**Challenge:**
Pick every line from the data that holds the word "CONGO".

**Information supplied:**
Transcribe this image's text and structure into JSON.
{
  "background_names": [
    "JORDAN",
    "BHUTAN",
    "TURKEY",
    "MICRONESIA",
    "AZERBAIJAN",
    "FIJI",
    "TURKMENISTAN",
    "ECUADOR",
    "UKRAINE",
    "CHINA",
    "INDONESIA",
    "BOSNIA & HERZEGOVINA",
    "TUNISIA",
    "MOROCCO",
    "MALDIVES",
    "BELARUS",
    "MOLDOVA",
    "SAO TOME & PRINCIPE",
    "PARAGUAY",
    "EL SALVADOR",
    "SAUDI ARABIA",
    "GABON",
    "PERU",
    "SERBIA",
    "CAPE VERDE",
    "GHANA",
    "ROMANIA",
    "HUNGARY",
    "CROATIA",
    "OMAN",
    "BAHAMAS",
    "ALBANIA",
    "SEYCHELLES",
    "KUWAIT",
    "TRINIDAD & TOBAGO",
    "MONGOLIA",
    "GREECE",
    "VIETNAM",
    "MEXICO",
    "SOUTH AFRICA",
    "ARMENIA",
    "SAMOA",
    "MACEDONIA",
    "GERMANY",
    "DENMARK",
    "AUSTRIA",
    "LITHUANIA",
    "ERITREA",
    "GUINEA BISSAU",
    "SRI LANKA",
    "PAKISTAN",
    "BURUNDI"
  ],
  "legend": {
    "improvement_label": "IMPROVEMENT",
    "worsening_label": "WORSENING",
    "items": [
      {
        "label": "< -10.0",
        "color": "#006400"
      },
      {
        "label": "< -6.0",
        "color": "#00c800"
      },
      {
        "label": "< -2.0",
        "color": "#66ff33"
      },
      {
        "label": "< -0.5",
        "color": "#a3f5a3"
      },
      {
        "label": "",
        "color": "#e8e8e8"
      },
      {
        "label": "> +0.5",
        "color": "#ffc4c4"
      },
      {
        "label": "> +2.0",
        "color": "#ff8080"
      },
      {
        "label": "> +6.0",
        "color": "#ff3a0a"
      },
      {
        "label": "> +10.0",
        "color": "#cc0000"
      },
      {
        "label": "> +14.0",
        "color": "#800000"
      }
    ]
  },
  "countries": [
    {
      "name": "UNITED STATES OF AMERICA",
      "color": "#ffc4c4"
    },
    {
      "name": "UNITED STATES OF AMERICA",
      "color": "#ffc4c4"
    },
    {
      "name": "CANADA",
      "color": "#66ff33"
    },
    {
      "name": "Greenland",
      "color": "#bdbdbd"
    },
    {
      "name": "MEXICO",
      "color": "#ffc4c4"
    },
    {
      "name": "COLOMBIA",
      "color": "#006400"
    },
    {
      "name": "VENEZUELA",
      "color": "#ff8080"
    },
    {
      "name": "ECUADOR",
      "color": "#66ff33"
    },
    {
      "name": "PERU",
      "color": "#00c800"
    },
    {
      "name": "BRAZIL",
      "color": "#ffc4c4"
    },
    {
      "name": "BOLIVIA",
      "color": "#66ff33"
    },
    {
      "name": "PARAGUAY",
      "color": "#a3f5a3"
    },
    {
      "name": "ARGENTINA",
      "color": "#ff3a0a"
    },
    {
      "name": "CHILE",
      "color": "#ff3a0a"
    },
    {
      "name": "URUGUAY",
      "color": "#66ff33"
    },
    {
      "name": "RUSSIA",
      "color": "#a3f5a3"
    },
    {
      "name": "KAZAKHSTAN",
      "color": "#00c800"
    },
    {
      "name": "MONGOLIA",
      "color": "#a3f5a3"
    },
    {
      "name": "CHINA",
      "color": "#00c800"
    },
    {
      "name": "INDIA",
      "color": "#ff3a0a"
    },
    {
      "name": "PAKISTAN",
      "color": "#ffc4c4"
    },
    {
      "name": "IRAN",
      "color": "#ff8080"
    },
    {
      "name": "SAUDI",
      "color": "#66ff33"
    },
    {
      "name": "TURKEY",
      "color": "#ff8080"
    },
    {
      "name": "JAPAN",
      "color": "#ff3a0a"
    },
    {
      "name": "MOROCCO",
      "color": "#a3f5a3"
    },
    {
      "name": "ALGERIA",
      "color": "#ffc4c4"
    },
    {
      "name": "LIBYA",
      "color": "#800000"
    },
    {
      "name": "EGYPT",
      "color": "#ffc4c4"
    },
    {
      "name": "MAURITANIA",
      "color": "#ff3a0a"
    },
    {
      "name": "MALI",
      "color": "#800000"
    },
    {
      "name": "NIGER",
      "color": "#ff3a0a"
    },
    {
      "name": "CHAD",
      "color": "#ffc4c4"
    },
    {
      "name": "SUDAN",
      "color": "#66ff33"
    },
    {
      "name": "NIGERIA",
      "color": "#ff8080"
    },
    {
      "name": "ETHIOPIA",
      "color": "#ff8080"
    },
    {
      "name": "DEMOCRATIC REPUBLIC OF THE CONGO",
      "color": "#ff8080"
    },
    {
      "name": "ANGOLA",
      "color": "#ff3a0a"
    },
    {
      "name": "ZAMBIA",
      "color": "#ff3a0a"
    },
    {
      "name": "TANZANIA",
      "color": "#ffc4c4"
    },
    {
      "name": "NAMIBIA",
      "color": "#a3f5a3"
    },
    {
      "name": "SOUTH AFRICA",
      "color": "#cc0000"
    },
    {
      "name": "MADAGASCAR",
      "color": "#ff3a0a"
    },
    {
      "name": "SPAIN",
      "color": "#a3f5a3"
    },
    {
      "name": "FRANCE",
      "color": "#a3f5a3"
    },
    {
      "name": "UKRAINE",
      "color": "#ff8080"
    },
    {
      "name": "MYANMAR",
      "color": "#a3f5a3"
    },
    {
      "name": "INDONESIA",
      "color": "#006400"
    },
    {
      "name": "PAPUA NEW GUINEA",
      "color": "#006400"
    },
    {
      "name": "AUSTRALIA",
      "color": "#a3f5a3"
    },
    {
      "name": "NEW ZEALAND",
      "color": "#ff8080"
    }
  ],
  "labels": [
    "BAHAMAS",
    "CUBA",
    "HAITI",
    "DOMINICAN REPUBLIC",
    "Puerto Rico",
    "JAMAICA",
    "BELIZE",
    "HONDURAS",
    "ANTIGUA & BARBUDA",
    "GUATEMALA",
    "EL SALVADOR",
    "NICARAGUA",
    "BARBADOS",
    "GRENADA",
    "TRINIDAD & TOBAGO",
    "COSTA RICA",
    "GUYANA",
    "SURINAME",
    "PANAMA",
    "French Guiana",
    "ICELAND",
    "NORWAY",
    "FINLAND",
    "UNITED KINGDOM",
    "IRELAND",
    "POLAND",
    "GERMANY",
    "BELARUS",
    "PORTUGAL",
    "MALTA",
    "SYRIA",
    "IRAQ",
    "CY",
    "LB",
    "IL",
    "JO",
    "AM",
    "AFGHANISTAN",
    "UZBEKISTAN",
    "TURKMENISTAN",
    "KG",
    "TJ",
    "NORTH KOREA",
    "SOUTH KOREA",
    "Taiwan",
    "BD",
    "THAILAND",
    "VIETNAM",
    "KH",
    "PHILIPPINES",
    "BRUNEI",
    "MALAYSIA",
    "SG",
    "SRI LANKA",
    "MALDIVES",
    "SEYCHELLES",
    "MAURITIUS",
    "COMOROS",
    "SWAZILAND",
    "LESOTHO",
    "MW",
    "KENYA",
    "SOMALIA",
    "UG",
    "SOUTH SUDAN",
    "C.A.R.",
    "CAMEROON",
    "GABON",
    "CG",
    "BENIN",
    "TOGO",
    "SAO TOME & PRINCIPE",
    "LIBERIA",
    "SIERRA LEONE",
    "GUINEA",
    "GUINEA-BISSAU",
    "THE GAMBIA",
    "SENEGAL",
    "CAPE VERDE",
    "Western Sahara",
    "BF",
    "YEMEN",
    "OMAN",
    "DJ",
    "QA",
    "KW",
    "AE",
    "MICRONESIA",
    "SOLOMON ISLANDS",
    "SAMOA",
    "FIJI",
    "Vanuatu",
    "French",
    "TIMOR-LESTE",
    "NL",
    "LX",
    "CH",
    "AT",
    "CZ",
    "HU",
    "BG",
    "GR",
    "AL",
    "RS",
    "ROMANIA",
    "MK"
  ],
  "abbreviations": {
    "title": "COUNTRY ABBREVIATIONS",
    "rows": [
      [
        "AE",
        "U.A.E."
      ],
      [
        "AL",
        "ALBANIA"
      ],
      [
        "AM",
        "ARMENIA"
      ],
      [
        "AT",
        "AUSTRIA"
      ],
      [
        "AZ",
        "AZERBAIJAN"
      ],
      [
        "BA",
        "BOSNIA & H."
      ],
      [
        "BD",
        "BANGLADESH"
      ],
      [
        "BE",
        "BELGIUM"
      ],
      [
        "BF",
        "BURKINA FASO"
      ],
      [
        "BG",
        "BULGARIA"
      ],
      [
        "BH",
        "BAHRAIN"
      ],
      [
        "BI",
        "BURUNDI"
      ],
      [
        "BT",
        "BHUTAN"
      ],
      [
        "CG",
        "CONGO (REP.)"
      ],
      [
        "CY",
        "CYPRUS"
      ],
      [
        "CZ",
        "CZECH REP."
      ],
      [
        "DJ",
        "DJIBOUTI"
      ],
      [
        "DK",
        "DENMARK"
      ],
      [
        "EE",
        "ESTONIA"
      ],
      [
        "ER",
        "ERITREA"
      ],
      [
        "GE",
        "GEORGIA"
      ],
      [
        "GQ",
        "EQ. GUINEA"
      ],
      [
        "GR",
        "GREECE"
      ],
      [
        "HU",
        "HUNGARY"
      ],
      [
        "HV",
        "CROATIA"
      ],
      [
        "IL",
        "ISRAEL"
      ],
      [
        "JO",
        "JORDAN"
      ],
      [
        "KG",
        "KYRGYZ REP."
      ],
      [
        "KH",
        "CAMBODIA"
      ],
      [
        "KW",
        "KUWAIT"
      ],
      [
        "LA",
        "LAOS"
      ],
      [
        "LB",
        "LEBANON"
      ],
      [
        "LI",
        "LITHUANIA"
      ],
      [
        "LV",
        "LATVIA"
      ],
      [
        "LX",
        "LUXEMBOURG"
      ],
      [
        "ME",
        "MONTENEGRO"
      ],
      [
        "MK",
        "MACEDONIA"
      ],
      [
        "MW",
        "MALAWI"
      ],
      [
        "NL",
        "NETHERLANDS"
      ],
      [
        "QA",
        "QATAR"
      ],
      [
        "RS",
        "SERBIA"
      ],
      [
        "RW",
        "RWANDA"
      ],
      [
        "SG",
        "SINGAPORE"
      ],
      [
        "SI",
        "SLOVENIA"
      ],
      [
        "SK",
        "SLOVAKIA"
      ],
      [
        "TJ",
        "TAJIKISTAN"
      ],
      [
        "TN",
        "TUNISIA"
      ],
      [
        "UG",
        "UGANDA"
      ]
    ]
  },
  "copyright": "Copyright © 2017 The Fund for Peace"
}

**Answer for the task:**
      "name": "DEMOCRATIC REPUBLIC OF THE CONGO",
        "CONGO (REP.)"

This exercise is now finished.